## DIRECTIONS FOR THIS TASK
Lines holding the string "text" are the ones to copy from this listing.
══════════════════════════════
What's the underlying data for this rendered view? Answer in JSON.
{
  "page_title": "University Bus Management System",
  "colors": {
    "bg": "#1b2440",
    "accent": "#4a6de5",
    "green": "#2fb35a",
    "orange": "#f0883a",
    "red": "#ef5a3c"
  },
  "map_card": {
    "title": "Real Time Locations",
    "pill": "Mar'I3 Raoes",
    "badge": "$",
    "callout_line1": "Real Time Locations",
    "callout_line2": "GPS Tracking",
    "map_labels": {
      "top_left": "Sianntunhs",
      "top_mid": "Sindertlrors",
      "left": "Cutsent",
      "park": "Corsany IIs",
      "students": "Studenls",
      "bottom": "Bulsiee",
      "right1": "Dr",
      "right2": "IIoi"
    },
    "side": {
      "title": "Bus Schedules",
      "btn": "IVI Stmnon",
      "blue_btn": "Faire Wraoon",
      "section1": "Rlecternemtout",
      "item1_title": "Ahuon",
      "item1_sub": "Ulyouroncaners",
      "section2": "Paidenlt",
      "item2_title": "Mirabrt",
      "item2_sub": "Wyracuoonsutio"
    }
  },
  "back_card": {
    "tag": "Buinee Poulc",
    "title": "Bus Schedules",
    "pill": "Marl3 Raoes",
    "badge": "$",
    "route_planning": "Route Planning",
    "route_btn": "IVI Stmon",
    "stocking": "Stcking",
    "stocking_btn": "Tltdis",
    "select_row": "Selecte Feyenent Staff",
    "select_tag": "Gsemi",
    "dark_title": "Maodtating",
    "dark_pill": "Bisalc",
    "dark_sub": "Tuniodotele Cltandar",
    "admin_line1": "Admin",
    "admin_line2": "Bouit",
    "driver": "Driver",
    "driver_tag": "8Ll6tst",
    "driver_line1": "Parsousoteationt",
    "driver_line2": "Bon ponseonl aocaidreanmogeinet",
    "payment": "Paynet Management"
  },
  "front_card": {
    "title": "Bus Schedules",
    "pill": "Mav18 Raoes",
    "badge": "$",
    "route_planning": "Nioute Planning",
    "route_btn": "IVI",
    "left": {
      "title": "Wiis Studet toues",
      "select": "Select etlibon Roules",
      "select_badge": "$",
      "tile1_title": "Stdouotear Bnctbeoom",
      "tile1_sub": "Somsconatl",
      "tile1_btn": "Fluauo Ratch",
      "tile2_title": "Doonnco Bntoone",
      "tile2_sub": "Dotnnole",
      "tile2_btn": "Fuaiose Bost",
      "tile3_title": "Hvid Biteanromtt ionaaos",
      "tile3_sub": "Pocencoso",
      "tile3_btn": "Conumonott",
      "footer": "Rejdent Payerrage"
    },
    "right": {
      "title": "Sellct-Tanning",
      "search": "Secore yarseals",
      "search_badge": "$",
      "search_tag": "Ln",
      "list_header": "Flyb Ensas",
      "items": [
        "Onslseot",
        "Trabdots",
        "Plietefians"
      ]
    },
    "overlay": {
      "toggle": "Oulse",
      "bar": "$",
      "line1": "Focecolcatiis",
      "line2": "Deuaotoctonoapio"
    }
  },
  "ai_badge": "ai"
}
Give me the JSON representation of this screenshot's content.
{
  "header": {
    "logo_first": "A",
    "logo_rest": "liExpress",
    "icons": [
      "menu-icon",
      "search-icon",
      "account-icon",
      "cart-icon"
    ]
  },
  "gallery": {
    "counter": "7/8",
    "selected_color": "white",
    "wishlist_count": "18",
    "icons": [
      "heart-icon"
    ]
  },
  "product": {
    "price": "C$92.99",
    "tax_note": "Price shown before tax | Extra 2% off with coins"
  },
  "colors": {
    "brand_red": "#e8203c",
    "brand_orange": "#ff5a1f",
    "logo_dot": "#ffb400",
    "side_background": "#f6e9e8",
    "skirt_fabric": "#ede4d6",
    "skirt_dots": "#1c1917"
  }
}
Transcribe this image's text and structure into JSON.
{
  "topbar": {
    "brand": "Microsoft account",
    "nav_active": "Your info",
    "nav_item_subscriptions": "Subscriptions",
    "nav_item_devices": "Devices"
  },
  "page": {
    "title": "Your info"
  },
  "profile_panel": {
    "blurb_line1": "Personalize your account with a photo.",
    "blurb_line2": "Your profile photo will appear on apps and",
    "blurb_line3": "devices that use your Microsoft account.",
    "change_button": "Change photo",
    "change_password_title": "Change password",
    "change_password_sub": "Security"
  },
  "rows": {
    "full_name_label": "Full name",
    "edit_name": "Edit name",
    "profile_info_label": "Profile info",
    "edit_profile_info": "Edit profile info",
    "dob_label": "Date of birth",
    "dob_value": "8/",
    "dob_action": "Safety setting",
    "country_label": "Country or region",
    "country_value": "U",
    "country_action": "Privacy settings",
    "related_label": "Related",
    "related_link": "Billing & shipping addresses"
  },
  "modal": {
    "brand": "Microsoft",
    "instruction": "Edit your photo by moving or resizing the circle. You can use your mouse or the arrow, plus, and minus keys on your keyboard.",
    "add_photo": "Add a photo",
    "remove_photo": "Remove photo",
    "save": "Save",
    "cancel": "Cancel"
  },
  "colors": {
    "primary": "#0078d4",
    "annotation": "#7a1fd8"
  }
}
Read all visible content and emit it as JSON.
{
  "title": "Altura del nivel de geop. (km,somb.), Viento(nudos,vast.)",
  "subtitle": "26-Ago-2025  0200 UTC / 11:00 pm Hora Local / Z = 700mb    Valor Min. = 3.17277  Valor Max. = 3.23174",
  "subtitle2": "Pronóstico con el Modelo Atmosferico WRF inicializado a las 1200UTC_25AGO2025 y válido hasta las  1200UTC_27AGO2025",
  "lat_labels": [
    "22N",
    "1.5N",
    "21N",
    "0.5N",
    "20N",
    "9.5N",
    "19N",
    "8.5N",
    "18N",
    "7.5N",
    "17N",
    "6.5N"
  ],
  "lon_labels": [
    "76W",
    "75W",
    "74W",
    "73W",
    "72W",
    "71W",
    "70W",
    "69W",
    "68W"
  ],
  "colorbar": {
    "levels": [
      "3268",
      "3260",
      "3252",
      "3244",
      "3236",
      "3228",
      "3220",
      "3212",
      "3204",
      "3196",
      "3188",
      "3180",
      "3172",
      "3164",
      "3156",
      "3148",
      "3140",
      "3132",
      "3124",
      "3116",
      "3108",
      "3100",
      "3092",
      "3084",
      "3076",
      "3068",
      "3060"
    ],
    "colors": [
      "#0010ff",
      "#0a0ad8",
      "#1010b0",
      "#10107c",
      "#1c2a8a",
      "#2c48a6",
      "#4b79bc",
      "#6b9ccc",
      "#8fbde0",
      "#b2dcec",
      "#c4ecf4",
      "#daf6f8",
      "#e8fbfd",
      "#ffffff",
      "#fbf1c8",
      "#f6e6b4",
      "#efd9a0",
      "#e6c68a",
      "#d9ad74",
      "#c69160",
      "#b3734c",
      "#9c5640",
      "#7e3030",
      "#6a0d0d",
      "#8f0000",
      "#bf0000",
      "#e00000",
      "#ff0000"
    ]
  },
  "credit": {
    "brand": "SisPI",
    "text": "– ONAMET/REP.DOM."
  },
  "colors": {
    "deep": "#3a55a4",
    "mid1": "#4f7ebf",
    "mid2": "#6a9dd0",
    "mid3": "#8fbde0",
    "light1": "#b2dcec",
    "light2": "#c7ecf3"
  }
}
══════════════════════════════
## TASK SOLUTION
Transcribe this image's text and structure into JSON.
    "text": "– ONAMET/REP.DOM."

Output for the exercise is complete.